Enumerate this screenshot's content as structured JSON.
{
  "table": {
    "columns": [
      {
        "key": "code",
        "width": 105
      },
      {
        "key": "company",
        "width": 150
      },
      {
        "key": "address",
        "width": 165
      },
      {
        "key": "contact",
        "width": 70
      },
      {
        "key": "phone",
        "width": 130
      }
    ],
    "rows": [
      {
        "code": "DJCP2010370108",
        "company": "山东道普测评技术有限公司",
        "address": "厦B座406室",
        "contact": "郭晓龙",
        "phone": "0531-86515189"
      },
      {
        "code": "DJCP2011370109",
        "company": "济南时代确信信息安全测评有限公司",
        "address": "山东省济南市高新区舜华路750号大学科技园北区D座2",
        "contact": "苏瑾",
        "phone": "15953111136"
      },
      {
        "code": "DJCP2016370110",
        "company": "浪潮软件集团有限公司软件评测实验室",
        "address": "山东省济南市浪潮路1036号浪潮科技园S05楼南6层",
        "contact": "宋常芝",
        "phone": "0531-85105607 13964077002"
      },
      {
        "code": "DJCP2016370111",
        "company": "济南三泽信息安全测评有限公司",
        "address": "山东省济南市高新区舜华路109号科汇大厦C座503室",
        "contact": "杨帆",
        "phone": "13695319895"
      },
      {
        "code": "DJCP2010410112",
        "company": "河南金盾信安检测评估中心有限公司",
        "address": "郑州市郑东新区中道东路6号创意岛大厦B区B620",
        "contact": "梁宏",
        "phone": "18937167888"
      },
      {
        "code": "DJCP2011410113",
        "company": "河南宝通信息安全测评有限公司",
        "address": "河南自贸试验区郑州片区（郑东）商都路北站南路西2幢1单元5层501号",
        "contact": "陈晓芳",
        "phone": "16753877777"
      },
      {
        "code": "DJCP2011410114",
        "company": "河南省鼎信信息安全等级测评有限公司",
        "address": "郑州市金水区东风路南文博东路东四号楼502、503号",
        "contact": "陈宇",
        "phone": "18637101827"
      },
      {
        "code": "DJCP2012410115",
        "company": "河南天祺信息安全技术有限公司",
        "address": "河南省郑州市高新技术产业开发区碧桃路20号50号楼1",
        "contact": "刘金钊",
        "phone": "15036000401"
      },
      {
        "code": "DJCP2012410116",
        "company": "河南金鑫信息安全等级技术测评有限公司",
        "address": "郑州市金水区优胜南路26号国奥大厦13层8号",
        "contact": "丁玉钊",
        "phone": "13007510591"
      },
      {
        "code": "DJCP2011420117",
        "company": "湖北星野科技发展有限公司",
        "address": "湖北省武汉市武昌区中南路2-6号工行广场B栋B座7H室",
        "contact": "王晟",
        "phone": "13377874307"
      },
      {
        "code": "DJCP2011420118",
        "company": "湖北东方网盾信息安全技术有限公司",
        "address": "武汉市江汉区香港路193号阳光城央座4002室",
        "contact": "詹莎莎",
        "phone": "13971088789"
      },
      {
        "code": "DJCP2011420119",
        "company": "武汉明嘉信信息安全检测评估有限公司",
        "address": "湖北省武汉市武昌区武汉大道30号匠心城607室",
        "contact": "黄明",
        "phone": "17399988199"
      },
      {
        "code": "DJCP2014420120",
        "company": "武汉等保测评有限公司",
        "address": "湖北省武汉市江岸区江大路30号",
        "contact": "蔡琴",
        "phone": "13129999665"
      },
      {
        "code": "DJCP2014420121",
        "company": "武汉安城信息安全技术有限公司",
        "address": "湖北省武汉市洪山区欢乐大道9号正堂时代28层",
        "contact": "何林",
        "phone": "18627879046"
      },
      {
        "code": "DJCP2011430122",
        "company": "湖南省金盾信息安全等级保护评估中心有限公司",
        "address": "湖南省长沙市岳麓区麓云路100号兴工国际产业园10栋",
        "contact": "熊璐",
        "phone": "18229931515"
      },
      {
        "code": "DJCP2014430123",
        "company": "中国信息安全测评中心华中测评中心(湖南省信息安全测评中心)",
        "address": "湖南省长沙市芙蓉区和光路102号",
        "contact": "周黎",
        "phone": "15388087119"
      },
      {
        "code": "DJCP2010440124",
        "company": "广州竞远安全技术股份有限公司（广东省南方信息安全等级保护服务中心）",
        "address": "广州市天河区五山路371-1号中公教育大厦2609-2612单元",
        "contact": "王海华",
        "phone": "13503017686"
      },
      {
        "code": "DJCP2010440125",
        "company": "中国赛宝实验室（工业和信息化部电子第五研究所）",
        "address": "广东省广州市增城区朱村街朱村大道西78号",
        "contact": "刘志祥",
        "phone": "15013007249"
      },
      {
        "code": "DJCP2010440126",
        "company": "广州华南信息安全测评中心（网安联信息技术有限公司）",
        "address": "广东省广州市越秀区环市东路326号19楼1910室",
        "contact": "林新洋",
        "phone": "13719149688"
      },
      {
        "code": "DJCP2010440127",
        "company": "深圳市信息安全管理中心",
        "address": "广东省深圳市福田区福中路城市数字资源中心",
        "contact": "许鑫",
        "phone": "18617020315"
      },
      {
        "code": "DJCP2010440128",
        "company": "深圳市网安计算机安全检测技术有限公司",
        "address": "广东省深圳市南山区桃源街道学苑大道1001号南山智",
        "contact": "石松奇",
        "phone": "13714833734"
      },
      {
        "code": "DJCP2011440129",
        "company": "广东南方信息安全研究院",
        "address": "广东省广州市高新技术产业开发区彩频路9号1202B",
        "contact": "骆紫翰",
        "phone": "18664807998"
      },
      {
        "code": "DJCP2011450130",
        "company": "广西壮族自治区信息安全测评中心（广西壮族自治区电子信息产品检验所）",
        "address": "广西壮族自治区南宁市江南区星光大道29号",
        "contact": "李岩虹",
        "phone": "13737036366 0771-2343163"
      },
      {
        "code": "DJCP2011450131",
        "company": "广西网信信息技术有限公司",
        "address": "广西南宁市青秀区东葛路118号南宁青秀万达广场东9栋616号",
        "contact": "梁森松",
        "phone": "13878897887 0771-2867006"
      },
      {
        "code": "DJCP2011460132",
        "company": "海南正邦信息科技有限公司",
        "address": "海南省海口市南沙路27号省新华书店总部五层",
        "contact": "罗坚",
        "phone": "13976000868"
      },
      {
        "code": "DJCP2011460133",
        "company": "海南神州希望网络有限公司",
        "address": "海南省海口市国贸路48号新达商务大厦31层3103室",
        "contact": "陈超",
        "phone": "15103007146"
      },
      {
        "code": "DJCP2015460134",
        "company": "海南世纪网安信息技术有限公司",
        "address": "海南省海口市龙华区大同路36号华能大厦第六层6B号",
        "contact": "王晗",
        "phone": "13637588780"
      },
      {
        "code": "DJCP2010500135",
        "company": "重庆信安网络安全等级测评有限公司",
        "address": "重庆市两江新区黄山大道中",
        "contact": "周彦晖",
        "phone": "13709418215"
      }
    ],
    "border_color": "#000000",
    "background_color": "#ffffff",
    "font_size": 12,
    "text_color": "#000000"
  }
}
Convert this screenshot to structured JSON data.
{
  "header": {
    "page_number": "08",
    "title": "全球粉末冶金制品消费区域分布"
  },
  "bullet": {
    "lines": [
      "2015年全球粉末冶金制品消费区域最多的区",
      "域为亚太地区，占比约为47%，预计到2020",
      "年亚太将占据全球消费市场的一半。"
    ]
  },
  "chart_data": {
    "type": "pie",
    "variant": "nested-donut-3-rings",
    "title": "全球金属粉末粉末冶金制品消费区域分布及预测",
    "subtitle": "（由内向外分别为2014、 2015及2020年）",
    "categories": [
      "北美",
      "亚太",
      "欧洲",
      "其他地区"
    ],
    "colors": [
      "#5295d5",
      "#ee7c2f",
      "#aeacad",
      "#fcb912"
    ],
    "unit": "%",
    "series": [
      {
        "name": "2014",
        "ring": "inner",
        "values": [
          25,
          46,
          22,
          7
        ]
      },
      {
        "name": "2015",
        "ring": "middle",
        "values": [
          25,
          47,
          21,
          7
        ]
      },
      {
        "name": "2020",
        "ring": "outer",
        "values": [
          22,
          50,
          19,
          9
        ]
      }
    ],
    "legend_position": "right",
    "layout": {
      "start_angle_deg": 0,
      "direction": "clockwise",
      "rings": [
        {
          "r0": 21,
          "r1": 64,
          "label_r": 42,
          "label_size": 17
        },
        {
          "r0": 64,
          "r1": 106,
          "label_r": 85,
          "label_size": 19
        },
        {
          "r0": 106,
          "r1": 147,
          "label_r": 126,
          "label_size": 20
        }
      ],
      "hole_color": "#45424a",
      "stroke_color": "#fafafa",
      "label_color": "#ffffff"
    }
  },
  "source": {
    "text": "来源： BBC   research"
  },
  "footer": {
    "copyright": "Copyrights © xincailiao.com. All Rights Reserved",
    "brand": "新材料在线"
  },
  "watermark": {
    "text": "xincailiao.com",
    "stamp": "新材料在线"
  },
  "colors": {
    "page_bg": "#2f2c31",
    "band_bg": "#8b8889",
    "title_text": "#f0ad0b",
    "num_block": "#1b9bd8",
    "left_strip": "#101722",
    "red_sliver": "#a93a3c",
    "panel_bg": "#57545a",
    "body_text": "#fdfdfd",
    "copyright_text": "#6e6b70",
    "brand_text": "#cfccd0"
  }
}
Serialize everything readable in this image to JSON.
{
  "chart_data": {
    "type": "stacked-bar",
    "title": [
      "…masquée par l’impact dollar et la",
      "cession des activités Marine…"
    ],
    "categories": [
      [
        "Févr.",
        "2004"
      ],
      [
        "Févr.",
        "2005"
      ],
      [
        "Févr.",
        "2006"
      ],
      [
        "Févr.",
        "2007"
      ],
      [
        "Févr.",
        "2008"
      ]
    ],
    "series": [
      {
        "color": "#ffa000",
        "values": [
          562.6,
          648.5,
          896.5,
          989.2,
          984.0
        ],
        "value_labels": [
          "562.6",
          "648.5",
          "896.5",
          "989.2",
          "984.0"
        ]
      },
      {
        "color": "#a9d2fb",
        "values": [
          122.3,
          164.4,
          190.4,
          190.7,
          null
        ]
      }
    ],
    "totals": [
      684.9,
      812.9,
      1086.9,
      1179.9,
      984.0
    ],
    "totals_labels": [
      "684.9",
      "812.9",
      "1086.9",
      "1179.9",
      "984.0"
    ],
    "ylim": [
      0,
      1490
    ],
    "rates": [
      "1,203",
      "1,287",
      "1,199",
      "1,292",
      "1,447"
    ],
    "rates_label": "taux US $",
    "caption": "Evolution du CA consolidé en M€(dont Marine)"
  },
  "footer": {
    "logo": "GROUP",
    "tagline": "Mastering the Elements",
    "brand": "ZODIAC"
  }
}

The problem
Check the data for the word "width" and pull out the lines that have it.

Answer to this task
        "width": 105
        "width": 150
        "width": 165
        "width": 70
        "width": 130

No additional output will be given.